## Tâche demandée
Reproduisez à l'identique toutes les lignes ci-dessous, en laissant les images de côté.

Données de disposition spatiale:
============================================================

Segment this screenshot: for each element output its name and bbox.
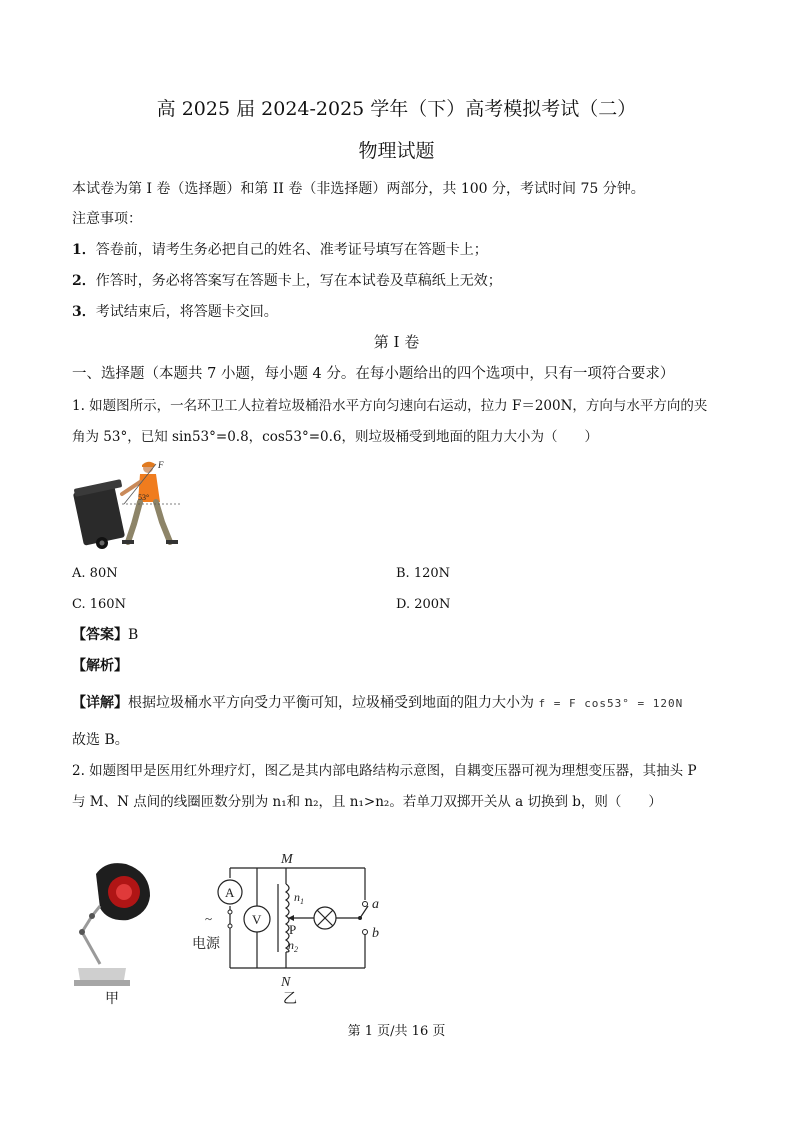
q2-stem-line2: 与 M、N 点间的线圈匝数分别为 n₁和 n₂，且 n₁>n₂。若单刀双掷开关从 a 切换到 b，则（ ） [72, 794, 662, 810]
exam-title: 高 2025 届 2024-2025 学年（下）高考模拟考试（二） [156, 98, 637, 120]
q2-stem-line1: 2. 如题图甲是医用红外理疗灯，图乙是其内部电路结构示意图，自耦变压器可视为理想变压器，其抽头 P [72, 763, 697, 779]
contact-b-icon [363, 930, 368, 935]
force-label: F [158, 460, 164, 470]
intro-text: 本试卷为第 I 卷（选择题）和第 II 卷（非选择题）两部分，共 100 分，考试时间 75 分钟。 [72, 181, 645, 197]
source-terminal-icon [228, 924, 232, 928]
contact-a-icon [363, 902, 368, 907]
infrared-lamp-icon [74, 863, 150, 986]
q1-answer [72, 626, 138, 644]
voltmeter-label: V [252, 912, 262, 927]
svg-text:n1 [294, 890, 304, 906]
switch-pivot-icon [358, 916, 362, 920]
note-text: 考试结束后，将答题卡交回。 [95, 304, 278, 320]
trash-bin-icon [73, 479, 125, 549]
note-number: 3． [72, 304, 96, 320]
q1-option-d [396, 596, 450, 614]
answer-value: B [128, 627, 139, 643]
option-letter: B. [396, 566, 410, 581]
option-letter: A. [72, 566, 86, 581]
q1-option-b [396, 565, 450, 583]
coil-label-n2-sub: 2 [294, 945, 298, 954]
note-text: 作答时，务必将答案写在答题卡上，写在本试卷及草稿纸上无效； [95, 273, 502, 289]
q1-conclusion: 故选 B。 [72, 732, 129, 748]
note-text: 答卷前，请考生务必把自己的姓名、准考证号填写在答题卡上； [95, 242, 488, 258]
q1-analysis-tag: 【解析】 [72, 658, 128, 674]
note-number: 2． [72, 273, 96, 289]
detail-formula: f = F cos53° = 120N [538, 697, 684, 710]
q1-detail [72, 694, 683, 713]
notes-heading: 注意事项： [72, 211, 142, 227]
coil-label-n1-sub: 1 [300, 897, 304, 906]
node-label-n: N [281, 975, 291, 990]
source-terminal-icon [228, 910, 232, 914]
q2-lamp-figure [70, 856, 160, 1012]
q1-stem-line2: 角为 53°，已知 sin53°=0.8，cos53°=0.6，则垃圾桶受到地面的阻力大小为（ ） [72, 429, 598, 445]
detail-text: 根据垃圾桶水平方向受力平衡可知，垃圾桶受到地面的阻力大小为 [128, 695, 534, 711]
worker-icon [122, 462, 178, 544]
coil-label-n2: n [288, 938, 294, 952]
section-title: 第 I 卷 [373, 333, 420, 351]
q1-worker-figure [72, 458, 184, 552]
q2-circuit-figure [190, 848, 390, 1010]
contact-label-b: b [372, 926, 379, 941]
note-item [72, 303, 278, 321]
contact-label-a: a [372, 897, 379, 912]
note-item [72, 241, 488, 259]
q1-option-a [72, 565, 118, 583]
figure-caption-yi: 乙 [283, 991, 297, 1007]
ammeter-label: A [225, 885, 235, 900]
detail-tag: 【详解】 [72, 695, 128, 711]
option-text: 120N [413, 566, 451, 581]
option-text: 160N [89, 597, 126, 612]
option-letter: C. [72, 597, 86, 612]
figure-caption-jia: 甲 [105, 991, 119, 1007]
bulb-icon [314, 907, 336, 929]
note-number: 1． [72, 242, 96, 258]
note-item [72, 272, 502, 290]
exam-subject: 物理试题 [358, 140, 435, 162]
answer-tag: 【答案】 [72, 627, 128, 643]
source-label: 电源 [192, 937, 220, 952]
part-heading: 一、选择题（本题共 7 小题，每小题 4 分。在每小题给出的四个选项中，只有一项符合要求） [72, 366, 675, 382]
option-text: 80N [89, 566, 118, 581]
option-text: 200N [414, 597, 451, 612]
q1-stem-line1: 1. 如题图所示，一名环卫工人拉着垃圾桶沿水平方向匀速向右运动，拉力 F＝200N，方向与水平方向的夹 [72, 398, 708, 414]
coil-label-n1: n [294, 890, 300, 904]
svg-text:n2 [288, 938, 298, 954]
page-number: 第 1 页/共 16 页 [347, 1024, 446, 1039]
tap-label-p: P [289, 922, 297, 937]
angle-label: 53° [138, 493, 150, 502]
q1-option-c [72, 596, 126, 614]
option-letter: D. [396, 597, 411, 612]
ac-symbol: ~ [205, 911, 213, 926]
node-label-m: M [281, 852, 293, 867]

============================================================

## Corrigé de l'exercice
Segment this screenshot: for each element output its name and bbox.
q2-stem-line2: 与 M、N 点间的线圈匝数分别为 n₁和 n₂，且 n₁>n₂。若单刀双掷开关从 a 切换到 b，则（ ） [72, 794, 662, 810]
exam-title: 高 2025 届 2024-2025 学年（下）高考模拟考试（二） [156, 98, 637, 120]
q2-stem-line1: 2. 如题图甲是医用红外理疗灯，图乙是其内部电路结构示意图，自耦变压器可视为理想变压器，其抽头 P [72, 763, 697, 779]
contact-b-icon [363, 930, 368, 935]
force-label: F [158, 460, 164, 470]
intro-text: 本试卷为第 I 卷（选择题）和第 II 卷（非选择题）两部分，共 100 分，考试时间 75 分钟。 [72, 181, 645, 197]
source-terminal-icon [228, 924, 232, 928]
contact-a-icon [363, 902, 368, 907]
infrared-lamp-icon [74, 863, 150, 986]
q1-answer [72, 626, 138, 644]
voltmeter-label: V [252, 912, 262, 927]
svg-text:n1 [294, 890, 304, 906]
switch-pivot-icon [358, 916, 362, 920]
note-text: 考试结束后，将答题卡交回。 [95, 304, 278, 320]
trash-bin-icon [73, 479, 125, 549]
note-number: 3． [72, 304, 96, 320]
q1-option-d [396, 596, 450, 614]
answer-value: B [128, 627, 139, 643]
option-letter: B. [396, 566, 410, 581]
option-letter: A. [72, 566, 86, 581]
q1-option-b [396, 565, 450, 583]
coil-label-n2-sub: 2 [294, 945, 298, 954]
note-text: 作答时，务必将答案写在答题卡上，写在本试卷及草稿纸上无效； [95, 273, 502, 289]
q1-conclusion: 故选 B。 [72, 732, 129, 748]
note-text: 答卷前，请考生务必把自己的姓名、准考证号填写在答题卡上； [95, 242, 488, 258]
q1-analysis-tag: 【解析】 [72, 658, 128, 674]
note-number: 2． [72, 273, 96, 289]
detail-formula: f = F cos53° = 120N [538, 697, 684, 710]
q1-detail [72, 694, 683, 713]
notes-heading: 注意事项： [72, 211, 142, 227]
coil-label-n1-sub: 1 [300, 897, 304, 906]
node-label-n: N [281, 975, 291, 990]
source-terminal-icon [228, 910, 232, 914]
q2-lamp-figure [70, 856, 160, 1012]
q1-stem-line2: 角为 53°，已知 sin53°=0.8，cos53°=0.6，则垃圾桶受到地面的阻力大小为（ ） [72, 429, 598, 445]
detail-text: 根据垃圾桶水平方向受力平衡可知，垃圾桶受到地面的阻力大小为 [128, 695, 534, 711]
worker-icon [122, 462, 178, 544]
coil-label-n2: n [288, 938, 294, 952]
section-title: 第 I 卷 [373, 333, 420, 351]
q1-worker-figure [72, 458, 184, 552]
q2-circuit-figure [190, 848, 390, 1010]
contact-label-b: b [372, 926, 379, 941]
note-item [72, 303, 278, 321]
contact-label-a: a [372, 897, 379, 912]
note-item [72, 241, 488, 259]
q1-option-a [72, 565, 118, 583]
figure-caption-yi: 乙 [283, 991, 297, 1007]
ammeter-label: A [225, 885, 235, 900]
detail-tag: 【详解】 [72, 695, 128, 711]
option-text: 120N [413, 566, 451, 581]
option-text: 160N [89, 597, 126, 612]
option-letter: C. [72, 597, 86, 612]
figure-caption-jia: 甲 [105, 991, 119, 1007]
bulb-icon [314, 907, 336, 929]
note-number: 1． [72, 242, 96, 258]
note-item [72, 272, 502, 290]
exam-subject: 物理试题 [358, 140, 435, 162]
answer-tag: 【答案】 [72, 627, 128, 643]
source-label: 电源 [192, 937, 220, 952]
part-heading: 一、选择题（本题共 7 小题，每小题 4 分。在每小题给出的四个选项中，只有一项符合要求） [72, 366, 675, 382]
option-text: 80N [89, 566, 118, 581]
option-text: 200N [414, 597, 451, 612]
q1-stem-line1: 1. 如题图所示，一名环卫工人拉着垃圾桶沿水平方向匀速向右运动，拉力 F＝200N，方向与水平方向的夹 [72, 398, 708, 414]
coil-label-n1: n [294, 890, 300, 904]
svg-text:n2 [288, 938, 298, 954]
page-number: 第 1 页/共 16 页 [347, 1024, 446, 1039]
tap-label-p: P [289, 922, 297, 937]
angle-label: 53° [138, 493, 150, 502]
q1-option-c [72, 596, 126, 614]
option-letter: D. [396, 597, 411, 612]
ac-symbol: ~ [205, 911, 213, 926]
node-label-m: M [281, 852, 293, 867]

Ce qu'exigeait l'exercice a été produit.